=== Information provided ===

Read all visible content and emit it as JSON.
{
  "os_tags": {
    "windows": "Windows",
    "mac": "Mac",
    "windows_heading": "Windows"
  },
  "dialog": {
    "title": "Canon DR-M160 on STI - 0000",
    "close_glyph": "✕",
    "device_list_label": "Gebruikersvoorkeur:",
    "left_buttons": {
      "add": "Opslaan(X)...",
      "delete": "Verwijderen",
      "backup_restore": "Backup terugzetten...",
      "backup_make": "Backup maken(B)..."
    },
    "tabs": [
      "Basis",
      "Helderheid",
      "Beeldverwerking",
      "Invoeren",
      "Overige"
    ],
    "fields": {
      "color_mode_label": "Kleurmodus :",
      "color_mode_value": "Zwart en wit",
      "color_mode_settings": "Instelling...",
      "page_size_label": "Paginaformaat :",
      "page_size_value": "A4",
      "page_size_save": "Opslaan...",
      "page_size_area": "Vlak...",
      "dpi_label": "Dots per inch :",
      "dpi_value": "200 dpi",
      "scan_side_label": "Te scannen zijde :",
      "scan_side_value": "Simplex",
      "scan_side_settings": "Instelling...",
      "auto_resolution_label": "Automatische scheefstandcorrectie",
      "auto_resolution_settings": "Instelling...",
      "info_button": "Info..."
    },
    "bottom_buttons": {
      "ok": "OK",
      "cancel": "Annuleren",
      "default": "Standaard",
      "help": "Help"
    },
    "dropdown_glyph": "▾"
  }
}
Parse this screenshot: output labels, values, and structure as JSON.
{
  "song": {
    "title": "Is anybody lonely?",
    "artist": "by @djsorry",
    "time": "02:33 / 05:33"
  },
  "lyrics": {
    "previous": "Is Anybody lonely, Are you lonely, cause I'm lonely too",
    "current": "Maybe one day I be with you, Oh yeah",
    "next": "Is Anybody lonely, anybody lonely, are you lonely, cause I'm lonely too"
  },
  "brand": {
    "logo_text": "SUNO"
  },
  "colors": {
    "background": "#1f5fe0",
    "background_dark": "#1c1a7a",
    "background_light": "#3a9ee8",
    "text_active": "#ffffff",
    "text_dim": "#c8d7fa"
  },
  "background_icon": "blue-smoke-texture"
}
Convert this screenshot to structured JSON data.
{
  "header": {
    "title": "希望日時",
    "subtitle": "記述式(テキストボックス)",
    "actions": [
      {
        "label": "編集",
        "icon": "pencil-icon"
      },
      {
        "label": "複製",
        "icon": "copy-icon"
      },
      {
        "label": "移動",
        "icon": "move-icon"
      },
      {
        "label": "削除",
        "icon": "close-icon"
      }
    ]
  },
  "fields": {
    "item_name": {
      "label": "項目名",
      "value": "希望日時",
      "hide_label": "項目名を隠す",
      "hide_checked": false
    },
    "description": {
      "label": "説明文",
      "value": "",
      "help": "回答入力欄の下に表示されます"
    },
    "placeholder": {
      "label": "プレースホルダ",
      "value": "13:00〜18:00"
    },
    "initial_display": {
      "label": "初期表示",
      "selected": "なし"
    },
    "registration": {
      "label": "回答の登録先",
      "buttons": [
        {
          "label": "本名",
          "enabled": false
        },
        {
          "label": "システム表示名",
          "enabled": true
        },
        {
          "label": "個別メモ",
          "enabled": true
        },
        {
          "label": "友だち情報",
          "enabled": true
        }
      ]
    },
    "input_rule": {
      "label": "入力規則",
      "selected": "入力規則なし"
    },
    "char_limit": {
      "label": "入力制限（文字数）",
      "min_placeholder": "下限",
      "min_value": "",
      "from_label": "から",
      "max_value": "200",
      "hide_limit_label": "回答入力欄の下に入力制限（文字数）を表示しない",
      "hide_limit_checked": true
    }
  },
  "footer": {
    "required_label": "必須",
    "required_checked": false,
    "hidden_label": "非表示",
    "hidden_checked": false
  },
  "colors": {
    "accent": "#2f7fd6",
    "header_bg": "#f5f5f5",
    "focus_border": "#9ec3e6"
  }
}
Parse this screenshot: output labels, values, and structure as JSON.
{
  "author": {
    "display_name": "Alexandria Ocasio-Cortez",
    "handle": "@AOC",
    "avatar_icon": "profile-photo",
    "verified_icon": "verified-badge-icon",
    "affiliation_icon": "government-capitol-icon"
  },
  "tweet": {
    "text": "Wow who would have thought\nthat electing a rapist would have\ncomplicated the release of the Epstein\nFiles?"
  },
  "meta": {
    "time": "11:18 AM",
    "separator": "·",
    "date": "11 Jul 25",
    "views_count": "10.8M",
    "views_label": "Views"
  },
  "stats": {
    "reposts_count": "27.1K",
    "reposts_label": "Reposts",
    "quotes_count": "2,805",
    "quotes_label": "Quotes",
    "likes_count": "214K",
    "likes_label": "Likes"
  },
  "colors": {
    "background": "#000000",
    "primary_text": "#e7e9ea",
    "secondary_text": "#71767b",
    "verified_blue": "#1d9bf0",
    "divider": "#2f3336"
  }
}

===

- **Aim**
Return every line of the material exactly.

- **The completed task**
Read all visible content and emit it as JSON.
{
  "os_tags": {
    "windows": "Windows",
    "mac": "Mac",
    "windows_heading": "Windows"
  },
  "dialog": {
    "title": "Canon DR-M160 on STI - 0000",
    "close_glyph": "✕",
    "device_list_label": "Gebruikersvoorkeur:",
    "left_buttons": {
      "add": "Opslaan(X)...",
      "delete": "Verwijderen",
      "backup_restore": "Backup terugzetten...",
      "backup_make": "Backup maken(B)..."
    },
    "tabs": [
      "Basis",
      "Helderheid",
      "Beeldverwerking",
      "Invoeren",
      "Overige"
    ],
    "fields": {
      "color_mode_label": "Kleurmodus :",
      "color_mode_value": "Zwart en wit",
      "color_mode_settings": "Instelling...",
      "page_size_label": "Paginaformaat :",
      "page_size_value": "A4",
      "page_size_save": "Opslaan...",
      "page_size_area": "Vlak...",
      "dpi_label": "Dots per inch :",
      "dpi_value": "200 dpi",
      "scan_side_label": "Te scannen zijde :",
      "scan_side_value": "Simplex",
      "scan_side_settings": "Instelling...",
      "auto_resolution_label": "Automatische scheefstandcorrectie",
      "auto_resolution_settings": "Instelling...",
      "info_button": "Info..."
    },
    "bottom_buttons": {
      "ok": "OK",
      "cancel": "Annuleren",
      "default": "Standaard",
      "help": "Help"
    },
    "dropdown_glyph": "▾"
  }
}
Parse this screenshot: output labels, values, and structure as JSON.
{
  "song": {
    "title": "Is anybody lonely?",
    "artist": "by @djsorry",
    "time": "02:33 / 05:33"
  },
  "lyrics": {
    "previous": "Is Anybody lonely, Are you lonely, cause I'm lonely too",
    "current": "Maybe one day I be with you, Oh yeah",
    "next": "Is Anybody lonely, anybody lonely, are you lonely, cause I'm lonely too"
  },
  "brand": {
    "logo_text": "SUNO"
  },
  "colors": {
    "background": "#1f5fe0",
    "background_dark": "#1c1a7a",
    "background_light": "#3a9ee8",
    "text_active": "#ffffff",
    "text_dim": "#c8d7fa"
  },
  "background_icon": "blue-smoke-texture"
}
Convert this screenshot to structured JSON data.
{
  "header": {
    "title": "希望日時",
    "subtitle": "記述式(テキストボックス)",
    "actions": [
      {
        "label": "編集",
        "icon": "pencil-icon"
      },
      {
        "label": "複製",
        "icon": "copy-icon"
      },
      {
        "label": "移動",
        "icon": "move-icon"
      },
      {
        "label": "削除",
        "icon": "close-icon"
      }
    ]
  },
  "fields": {
    "item_name": {
      "label": "項目名",
      "value": "希望日時",
      "hide_label": "項目名を隠す",
      "hide_checked": false
    },
    "description": {
      "label": "説明文",
      "value": "",
      "help": "回答入力欄の下に表示されます"
    },
    "placeholder": {
      "label": "プレースホルダ",
      "value": "13:00〜18:00"
    },
    "initial_display": {
      "label": "初期表示",
      "selected": "なし"
    },
    "registration": {
      "label": "回答の登録先",
      "buttons": [
        {
          "label": "本名",
          "enabled": false
        },
        {
          "label": "システム表示名",
          "enabled": true
        },
        {
          "label": "個別メモ",
          "enabled": true
        },
        {
          "label": "友だち情報",
          "enabled": true
        }
      ]
    },
    "input_rule": {
      "label": "入力規則",
      "selected": "入力規則なし"
    },
    "char_limit": {
      "label": "入力制限（文字数）",
      "min_placeholder": "下限",
      "min_value": "",
      "from_label": "から",
      "max_value": "200",
      "hide_limit_label": "回答入力欄の下に入力制限（文字数）を表示しない",
      "hide_limit_checked": true
    }
  },
  "footer": {
    "required_label": "必須",
    "required_checked": false,
    "hidden_label": "非表示",
    "hidden_checked": false
  },
  "colors": {
    "accent": "#2f7fd6",
    "header_bg": "#f5f5f5",
    "focus_border": "#9ec3e6"
  }
}
Parse this screenshot: output labels, values, and structure as JSON.
{
  "author": {
    "display_name": "Alexandria Ocasio-Cortez",
    "handle": "@AOC",
    "avatar_icon": "profile-photo",
    "verified_icon": "verified-badge-icon",
    "affiliation_icon": "government-capitol-icon"
  },
  "tweet": {
    "text": "Wow who would have thought\nthat electing a rapist would have\ncomplicated the release of the Epstein\nFiles?"
  },
  "meta": {
    "time": "11:18 AM",
    "separator": "·",
    "date": "11 Jul 25",
    "views_count": "10.8M",
    "views_label": "Views"
  },
  "stats": {
    "reposts_count": "27.1K",
    "reposts_label": "Reposts",
    "quotes_count": "2,805",
    "quotes_label": "Quotes",
    "likes_count": "214K",
    "likes_label": "Likes"
  },
  "colors": {
    "background": "#000000",
    "primary_text": "#e7e9ea",
    "secondary_text": "#71767b",
    "verified_blue": "#1d9bf0",
    "divider": "#2f3336"
  }
}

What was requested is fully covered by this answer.